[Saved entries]
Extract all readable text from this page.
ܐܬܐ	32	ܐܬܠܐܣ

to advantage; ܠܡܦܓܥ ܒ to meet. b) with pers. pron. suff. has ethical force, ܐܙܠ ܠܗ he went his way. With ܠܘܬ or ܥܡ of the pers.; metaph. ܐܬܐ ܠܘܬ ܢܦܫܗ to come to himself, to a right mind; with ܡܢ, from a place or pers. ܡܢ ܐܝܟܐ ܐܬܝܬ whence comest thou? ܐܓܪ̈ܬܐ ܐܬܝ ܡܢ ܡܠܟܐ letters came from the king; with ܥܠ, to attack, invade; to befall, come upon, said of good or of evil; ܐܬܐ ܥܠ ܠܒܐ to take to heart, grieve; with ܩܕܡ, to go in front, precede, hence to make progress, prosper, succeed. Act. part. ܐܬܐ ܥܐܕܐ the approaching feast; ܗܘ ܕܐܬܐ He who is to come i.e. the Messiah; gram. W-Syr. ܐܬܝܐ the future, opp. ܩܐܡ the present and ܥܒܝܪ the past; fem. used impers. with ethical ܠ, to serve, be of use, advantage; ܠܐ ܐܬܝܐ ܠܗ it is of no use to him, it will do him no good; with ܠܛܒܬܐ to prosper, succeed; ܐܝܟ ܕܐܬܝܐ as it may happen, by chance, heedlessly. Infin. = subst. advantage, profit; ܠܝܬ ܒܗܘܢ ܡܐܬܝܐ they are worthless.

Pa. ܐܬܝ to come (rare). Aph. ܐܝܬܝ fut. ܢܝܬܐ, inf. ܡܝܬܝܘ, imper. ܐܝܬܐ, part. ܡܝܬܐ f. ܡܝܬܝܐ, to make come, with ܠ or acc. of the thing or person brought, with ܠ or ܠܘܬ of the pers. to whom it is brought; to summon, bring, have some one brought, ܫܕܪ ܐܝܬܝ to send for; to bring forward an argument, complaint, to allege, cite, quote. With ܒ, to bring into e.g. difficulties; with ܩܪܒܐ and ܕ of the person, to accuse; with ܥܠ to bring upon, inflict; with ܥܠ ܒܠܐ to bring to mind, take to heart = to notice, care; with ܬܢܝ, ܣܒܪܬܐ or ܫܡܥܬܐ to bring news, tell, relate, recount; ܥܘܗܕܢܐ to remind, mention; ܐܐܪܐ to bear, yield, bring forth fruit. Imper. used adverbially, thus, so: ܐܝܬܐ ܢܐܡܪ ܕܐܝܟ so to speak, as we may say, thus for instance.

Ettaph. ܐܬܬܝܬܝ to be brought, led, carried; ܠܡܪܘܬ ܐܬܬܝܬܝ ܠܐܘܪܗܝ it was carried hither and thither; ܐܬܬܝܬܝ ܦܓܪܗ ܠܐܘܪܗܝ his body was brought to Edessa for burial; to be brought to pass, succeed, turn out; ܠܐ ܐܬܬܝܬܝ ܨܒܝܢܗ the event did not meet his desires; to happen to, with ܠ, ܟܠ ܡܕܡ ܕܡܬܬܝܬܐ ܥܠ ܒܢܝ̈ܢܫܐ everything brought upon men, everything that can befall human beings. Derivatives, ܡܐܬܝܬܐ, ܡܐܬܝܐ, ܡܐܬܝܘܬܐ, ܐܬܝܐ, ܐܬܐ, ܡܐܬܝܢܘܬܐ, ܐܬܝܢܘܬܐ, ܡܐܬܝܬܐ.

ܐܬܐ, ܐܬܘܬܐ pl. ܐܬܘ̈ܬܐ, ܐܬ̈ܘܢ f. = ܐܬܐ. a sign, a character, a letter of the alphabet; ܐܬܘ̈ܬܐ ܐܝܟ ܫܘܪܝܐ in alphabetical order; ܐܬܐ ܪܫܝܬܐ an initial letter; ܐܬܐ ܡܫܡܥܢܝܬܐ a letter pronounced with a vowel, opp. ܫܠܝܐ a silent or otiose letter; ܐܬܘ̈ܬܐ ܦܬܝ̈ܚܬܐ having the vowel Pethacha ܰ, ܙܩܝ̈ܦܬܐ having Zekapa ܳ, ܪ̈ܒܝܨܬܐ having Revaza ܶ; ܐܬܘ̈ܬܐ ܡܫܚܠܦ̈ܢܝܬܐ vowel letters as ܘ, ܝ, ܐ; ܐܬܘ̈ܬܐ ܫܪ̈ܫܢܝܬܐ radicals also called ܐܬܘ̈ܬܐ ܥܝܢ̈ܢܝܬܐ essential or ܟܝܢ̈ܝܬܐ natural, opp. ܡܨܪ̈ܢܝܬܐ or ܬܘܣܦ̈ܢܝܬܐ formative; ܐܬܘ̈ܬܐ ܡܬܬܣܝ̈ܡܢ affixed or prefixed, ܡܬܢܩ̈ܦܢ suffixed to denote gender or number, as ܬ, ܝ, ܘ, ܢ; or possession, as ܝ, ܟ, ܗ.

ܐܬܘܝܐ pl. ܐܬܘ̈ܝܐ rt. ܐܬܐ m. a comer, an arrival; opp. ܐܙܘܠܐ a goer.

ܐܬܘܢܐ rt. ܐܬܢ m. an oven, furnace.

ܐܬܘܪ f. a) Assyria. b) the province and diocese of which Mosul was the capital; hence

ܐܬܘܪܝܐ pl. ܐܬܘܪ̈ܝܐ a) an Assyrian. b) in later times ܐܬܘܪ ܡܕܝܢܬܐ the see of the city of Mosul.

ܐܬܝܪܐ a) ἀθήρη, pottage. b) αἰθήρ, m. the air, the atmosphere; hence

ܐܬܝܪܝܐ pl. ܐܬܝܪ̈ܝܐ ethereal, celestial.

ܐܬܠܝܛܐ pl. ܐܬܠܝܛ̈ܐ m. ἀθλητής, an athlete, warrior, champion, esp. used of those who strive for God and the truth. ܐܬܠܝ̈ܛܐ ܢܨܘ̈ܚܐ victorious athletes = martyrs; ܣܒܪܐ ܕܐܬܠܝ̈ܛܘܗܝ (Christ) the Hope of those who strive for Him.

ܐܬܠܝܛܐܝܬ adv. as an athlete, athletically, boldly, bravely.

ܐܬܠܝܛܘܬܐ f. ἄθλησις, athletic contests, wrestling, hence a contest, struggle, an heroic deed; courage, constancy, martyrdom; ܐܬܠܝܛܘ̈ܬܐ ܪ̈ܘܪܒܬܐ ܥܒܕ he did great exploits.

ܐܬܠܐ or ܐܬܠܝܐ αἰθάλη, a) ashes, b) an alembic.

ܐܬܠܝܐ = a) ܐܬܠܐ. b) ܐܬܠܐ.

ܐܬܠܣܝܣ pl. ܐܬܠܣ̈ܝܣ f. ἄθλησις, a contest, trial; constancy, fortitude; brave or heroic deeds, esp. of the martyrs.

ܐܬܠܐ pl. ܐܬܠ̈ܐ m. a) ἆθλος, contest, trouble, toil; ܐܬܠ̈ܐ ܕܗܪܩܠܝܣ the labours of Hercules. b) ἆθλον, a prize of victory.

---

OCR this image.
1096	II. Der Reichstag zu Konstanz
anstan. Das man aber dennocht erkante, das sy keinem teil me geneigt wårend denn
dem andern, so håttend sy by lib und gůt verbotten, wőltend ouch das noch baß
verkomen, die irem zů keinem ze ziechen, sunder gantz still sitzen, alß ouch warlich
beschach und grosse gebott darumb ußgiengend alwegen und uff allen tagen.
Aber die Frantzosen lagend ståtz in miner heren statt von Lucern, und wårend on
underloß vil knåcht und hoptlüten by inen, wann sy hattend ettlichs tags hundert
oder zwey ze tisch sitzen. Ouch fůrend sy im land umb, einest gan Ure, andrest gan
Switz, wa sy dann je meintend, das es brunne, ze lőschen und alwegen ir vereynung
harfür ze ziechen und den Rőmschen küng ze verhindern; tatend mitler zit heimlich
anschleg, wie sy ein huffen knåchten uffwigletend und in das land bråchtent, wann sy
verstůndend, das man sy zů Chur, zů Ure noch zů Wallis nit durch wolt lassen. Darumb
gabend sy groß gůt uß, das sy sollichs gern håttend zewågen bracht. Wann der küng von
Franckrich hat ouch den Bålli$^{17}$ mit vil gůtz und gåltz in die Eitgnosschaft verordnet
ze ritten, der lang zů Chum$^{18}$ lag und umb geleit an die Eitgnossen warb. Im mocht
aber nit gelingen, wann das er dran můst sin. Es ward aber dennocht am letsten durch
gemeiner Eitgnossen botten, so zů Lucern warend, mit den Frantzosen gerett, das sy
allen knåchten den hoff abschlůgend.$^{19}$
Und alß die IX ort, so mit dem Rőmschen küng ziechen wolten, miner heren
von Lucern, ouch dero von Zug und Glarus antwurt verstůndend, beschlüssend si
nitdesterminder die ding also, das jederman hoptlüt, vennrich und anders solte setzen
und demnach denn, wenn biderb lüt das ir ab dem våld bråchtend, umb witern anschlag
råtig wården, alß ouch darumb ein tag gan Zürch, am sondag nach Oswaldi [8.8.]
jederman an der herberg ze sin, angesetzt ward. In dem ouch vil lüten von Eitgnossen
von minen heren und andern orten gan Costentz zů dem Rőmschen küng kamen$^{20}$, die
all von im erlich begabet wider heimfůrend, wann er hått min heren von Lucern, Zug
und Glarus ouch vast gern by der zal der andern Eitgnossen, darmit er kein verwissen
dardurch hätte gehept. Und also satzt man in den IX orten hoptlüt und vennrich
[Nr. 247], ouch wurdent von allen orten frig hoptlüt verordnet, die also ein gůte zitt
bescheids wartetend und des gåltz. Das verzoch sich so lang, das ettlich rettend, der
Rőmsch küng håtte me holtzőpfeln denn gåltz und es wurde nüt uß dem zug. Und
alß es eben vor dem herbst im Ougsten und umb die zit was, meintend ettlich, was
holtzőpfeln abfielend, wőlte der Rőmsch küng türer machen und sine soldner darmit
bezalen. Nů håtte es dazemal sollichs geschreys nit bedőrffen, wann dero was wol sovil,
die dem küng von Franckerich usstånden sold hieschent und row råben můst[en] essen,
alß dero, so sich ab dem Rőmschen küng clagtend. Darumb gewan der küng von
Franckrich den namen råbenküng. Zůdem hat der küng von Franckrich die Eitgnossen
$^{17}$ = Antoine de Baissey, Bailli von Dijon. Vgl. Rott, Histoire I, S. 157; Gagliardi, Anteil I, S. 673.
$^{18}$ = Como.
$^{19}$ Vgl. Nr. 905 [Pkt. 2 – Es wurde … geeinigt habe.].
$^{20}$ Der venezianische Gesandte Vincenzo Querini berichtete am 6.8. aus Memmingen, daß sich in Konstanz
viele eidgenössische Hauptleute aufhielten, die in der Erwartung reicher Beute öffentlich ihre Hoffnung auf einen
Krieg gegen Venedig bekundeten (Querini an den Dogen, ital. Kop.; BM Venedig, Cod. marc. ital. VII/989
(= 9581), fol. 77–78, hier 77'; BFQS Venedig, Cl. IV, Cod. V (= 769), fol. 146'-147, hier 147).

Work to be completed
Gather up the lines that contain the word "verordnet".

Output for this exercise
Franckrich hat ouch den Bålli$^{17}$ mit vil gůtz und gåltz in die Eitgnosschaft verordnet
[Nr. 247], ouch wurdent von allen orten frig hoptlüt verordnet, die also ein gůte zitt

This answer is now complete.